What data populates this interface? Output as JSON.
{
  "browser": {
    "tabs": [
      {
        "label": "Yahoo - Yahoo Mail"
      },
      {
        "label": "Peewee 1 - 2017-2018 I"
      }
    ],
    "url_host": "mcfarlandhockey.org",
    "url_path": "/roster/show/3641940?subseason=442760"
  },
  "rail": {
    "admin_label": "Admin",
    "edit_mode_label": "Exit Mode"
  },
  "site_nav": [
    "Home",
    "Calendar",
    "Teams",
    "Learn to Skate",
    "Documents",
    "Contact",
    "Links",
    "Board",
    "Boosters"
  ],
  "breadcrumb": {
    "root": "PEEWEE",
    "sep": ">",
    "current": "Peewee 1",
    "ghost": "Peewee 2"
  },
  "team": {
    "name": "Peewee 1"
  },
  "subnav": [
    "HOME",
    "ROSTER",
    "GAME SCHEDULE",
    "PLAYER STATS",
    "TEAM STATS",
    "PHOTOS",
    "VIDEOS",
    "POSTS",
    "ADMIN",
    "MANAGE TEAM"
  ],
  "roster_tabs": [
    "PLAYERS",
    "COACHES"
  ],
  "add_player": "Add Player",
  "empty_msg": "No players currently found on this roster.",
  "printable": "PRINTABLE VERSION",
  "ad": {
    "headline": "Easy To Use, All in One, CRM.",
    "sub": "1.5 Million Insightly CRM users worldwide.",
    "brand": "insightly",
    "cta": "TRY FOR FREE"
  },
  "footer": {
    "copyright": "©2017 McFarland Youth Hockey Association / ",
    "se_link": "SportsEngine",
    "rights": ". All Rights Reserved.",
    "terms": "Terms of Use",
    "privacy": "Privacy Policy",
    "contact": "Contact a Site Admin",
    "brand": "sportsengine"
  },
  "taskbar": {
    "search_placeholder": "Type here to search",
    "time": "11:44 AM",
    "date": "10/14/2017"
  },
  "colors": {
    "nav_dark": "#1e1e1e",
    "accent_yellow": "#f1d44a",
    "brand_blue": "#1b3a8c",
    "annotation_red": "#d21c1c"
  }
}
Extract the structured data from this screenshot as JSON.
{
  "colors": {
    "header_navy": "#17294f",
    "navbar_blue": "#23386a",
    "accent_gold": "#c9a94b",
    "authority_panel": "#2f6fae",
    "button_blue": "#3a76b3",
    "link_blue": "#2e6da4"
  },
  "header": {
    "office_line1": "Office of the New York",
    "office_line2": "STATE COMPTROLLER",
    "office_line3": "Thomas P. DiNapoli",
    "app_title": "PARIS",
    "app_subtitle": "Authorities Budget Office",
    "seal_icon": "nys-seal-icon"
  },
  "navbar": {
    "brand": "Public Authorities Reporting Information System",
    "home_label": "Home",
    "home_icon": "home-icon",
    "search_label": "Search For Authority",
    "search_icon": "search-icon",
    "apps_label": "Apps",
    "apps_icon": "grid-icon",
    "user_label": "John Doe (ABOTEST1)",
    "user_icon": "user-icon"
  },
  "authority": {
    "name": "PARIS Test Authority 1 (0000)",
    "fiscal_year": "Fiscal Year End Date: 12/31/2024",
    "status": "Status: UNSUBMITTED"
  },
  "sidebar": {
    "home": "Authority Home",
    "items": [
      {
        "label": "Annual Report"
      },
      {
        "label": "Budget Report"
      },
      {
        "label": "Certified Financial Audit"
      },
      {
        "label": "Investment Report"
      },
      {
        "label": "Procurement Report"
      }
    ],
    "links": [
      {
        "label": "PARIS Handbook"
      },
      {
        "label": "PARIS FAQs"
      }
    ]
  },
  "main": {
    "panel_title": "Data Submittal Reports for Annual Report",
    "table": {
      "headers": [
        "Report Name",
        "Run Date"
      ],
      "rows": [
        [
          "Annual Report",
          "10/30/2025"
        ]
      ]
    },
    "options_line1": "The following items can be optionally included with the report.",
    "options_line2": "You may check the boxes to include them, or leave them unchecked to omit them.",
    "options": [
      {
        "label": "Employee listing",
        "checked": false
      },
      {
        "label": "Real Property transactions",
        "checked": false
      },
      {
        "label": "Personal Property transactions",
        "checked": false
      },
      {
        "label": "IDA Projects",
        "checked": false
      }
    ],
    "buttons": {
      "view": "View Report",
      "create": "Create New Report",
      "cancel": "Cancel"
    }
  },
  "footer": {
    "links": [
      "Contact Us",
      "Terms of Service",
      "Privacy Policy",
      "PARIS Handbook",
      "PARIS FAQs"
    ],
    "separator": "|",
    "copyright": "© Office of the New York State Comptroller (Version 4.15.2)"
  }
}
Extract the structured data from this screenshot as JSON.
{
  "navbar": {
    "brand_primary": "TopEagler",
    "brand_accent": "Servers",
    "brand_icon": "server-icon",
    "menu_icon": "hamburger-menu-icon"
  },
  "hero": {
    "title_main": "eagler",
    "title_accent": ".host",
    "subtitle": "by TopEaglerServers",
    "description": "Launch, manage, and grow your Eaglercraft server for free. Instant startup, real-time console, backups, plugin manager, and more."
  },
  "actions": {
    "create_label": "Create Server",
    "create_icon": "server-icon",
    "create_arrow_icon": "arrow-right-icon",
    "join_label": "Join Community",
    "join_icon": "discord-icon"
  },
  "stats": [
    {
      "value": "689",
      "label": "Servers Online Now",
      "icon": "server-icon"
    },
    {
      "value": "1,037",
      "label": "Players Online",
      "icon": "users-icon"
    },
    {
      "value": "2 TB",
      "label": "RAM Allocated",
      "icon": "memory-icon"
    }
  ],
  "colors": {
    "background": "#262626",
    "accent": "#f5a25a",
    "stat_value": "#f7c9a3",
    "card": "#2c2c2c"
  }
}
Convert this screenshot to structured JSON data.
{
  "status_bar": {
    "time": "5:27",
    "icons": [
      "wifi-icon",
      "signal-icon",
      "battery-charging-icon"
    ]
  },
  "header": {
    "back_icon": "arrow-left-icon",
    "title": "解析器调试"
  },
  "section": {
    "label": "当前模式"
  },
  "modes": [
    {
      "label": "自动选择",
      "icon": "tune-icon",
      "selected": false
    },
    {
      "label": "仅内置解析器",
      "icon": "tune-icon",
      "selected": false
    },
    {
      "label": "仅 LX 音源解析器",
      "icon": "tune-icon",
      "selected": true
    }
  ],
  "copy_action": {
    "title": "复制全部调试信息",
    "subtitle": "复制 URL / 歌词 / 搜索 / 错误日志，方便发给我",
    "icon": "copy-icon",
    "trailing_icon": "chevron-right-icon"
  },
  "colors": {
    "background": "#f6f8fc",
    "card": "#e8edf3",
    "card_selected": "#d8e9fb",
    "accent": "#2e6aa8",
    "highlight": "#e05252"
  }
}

──────────────────────────────

### Exercise prompt
Take the lines above and print them exactly.

### Task answer
What data populates this interface? Output as JSON.
{
  "browser": {
    "tabs": [
      {
        "label": "Yahoo - Yahoo Mail"
      },
      {
        "label": "Peewee 1 - 2017-2018 I"
      }
    ],
    "url_host": "mcfarlandhockey.org",
    "url_path": "/roster/show/3641940?subseason=442760"
  },
  "rail": {
    "admin_label": "Admin",
    "edit_mode_label": "Exit Mode"
  },
  "site_nav": [
    "Home",
    "Calendar",
    "Teams",
    "Learn to Skate",
    "Documents",
    "Contact",
    "Links",
    "Board",
    "Boosters"
  ],
  "breadcrumb": {
    "root": "PEEWEE",
    "sep": ">",
    "current": "Peewee 1",
    "ghost": "Peewee 2"
  },
  "team": {
    "name": "Peewee 1"
  },
  "subnav": [
    "HOME",
    "ROSTER",
    "GAME SCHEDULE",
    "PLAYER STATS",
    "TEAM STATS",
    "PHOTOS",
    "VIDEOS",
    "POSTS",
    "ADMIN",
    "MANAGE TEAM"
  ],
  "roster_tabs": [
    "PLAYERS",
    "COACHES"
  ],
  "add_player": "Add Player",
  "empty_msg": "No players currently found on this roster.",
  "printable": "PRINTABLE VERSION",
  "ad": {
    "headline": "Easy To Use, All in One, CRM.",
    "sub": "1.5 Million Insightly CRM users worldwide.",
    "brand": "insightly",
    "cta": "TRY FOR FREE"
  },
  "footer": {
    "copyright": "©2017 McFarland Youth Hockey Association / ",
    "se_link": "SportsEngine",
    "rights": ". All Rights Reserved.",
    "terms": "Terms of Use",
    "privacy": "Privacy Policy",
    "contact": "Contact a Site Admin",
    "brand": "sportsengine"
  },
  "taskbar": {
    "search_placeholder": "Type here to search",
    "time": "11:44 AM",
    "date": "10/14/2017"
  },
  "colors": {
    "nav_dark": "#1e1e1e",
    "accent_yellow": "#f1d44a",
    "brand_blue": "#1b3a8c",
    "annotation_red": "#d21c1c"
  }
}
Extract the structured data from this screenshot as JSON.
{
  "colors": {
    "header_navy": "#17294f",
    "navbar_blue": "#23386a",
    "accent_gold": "#c9a94b",
    "authority_panel": "#2f6fae",
    "button_blue": "#3a76b3",
    "link_blue": "#2e6da4"
  },
  "header": {
    "office_line1": "Office of the New York",
    "office_line2": "STATE COMPTROLLER",
    "office_line3": "Thomas P. DiNapoli",
    "app_title": "PARIS",
    "app_subtitle": "Authorities Budget Office",
    "seal_icon": "nys-seal-icon"
  },
  "navbar": {
    "brand": "Public Authorities Reporting Information System",
    "home_label": "Home",
    "home_icon": "home-icon",
    "search_label": "Search For Authority",
    "search_icon": "search-icon",
    "apps_label": "Apps",
    "apps_icon": "grid-icon",
    "user_label": "John Doe (ABOTEST1)",
    "user_icon": "user-icon"
  },
  "authority": {
    "name": "PARIS Test Authority 1 (0000)",
    "fiscal_year": "Fiscal Year End Date: 12/31/2024",
    "status": "Status: UNSUBMITTED"
  },
  "sidebar": {
    "home": "Authority Home",
    "items": [
      {
        "label": "Annual Report"
      },
      {
        "label": "Budget Report"
      },
      {
        "label": "Certified Financial Audit"
      },
      {
        "label": "Investment Report"
      },
      {
        "label": "Procurement Report"
      }
    ],
    "links": [
      {
        "label": "PARIS Handbook"
      },
      {
        "label": "PARIS FAQs"
      }
    ]
  },
  "main": {
    "panel_title": "Data Submittal Reports for Annual Report",
    "table": {
      "headers": [
        "Report Name",
        "Run Date"
      ],
      "rows": [
        [
          "Annual Report",
          "10/30/2025"
        ]
      ]
    },
    "options_line1": "The following items can be optionally included with the report.",
    "options_line2": "You may check the boxes to include them, or leave them unchecked to omit them.",
    "options": [
      {
        "label": "Employee listing",
        "checked": false
      },
      {
        "label": "Real Property transactions",
        "checked": false
      },
      {
        "label": "Personal Property transactions",
        "checked": false
      },
      {
        "label": "IDA Projects",
        "checked": false
      }
    ],
    "buttons": {
      "view": "View Report",
      "create": "Create New Report",
      "cancel": "Cancel"
    }
  },
  "footer": {
    "links": [
      "Contact Us",
      "Terms of Service",
      "Privacy Policy",
      "PARIS Handbook",
      "PARIS FAQs"
    ],
    "separator": "|",
    "copyright": "© Office of the New York State Comptroller (Version 4.15.2)"
  }
}
Extract the structured data from this screenshot as JSON.
{
  "navbar": {
    "brand_primary": "TopEagler",
    "brand_accent": "Servers",
    "brand_icon": "server-icon",
    "menu_icon": "hamburger-menu-icon"
  },
  "hero": {
    "title_main": "eagler",
    "title_accent": ".host",
    "subtitle": "by TopEaglerServers",
    "description": "Launch, manage, and grow your Eaglercraft server for free. Instant startup, real-time console, backups, plugin manager, and more."
  },
  "actions": {
    "create_label": "Create Server",
    "create_icon": "server-icon",
    "create_arrow_icon": "arrow-right-icon",
    "join_label": "Join Community",
    "join_icon": "discord-icon"
  },
  "stats": [
    {
      "value": "689",
      "label": "Servers Online Now",
      "icon": "server-icon"
    },
    {
      "value": "1,037",
      "label": "Players Online",
      "icon": "users-icon"
    },
    {
      "value": "2 TB",
      "label": "RAM Allocated",
      "icon": "memory-icon"
    }
  ],
  "colors": {
    "background": "#262626",
    "accent": "#f5a25a",
    "stat_value": "#f7c9a3",
    "card": "#2c2c2c"
  }
}
Convert this screenshot to structured JSON data.
{
  "status_bar": {
    "time": "5:27",
    "icons": [
      "wifi-icon",
      "signal-icon",
      "battery-charging-icon"
    ]
  },
  "header": {
    "back_icon": "arrow-left-icon",
    "title": "解析器调试"
  },
  "section": {
    "label": "当前模式"
  },
  "modes": [
    {
      "label": "自动选择",
      "icon": "tune-icon",
      "selected": false
    },
    {
      "label": "仅内置解析器",
      "icon": "tune-icon",
      "selected": false
    },
    {
      "label": "仅 LX 音源解析器",
      "icon": "tune-icon",
      "selected": true
    }
  ],
  "copy_action": {
    "title": "复制全部调试信息",
    "subtitle": "复制 URL / 歌词 / 搜索 / 错误日志，方便发给我",
    "icon": "copy-icon",
    "trailing_icon": "chevron-right-icon"
  },
  "colors": {
    "background": "#f6f8fc",
    "card": "#e8edf3",
    "card_selected": "#d8e9fb",
    "accent": "#2e6aa8",
    "highlight": "#e05252"
  }
}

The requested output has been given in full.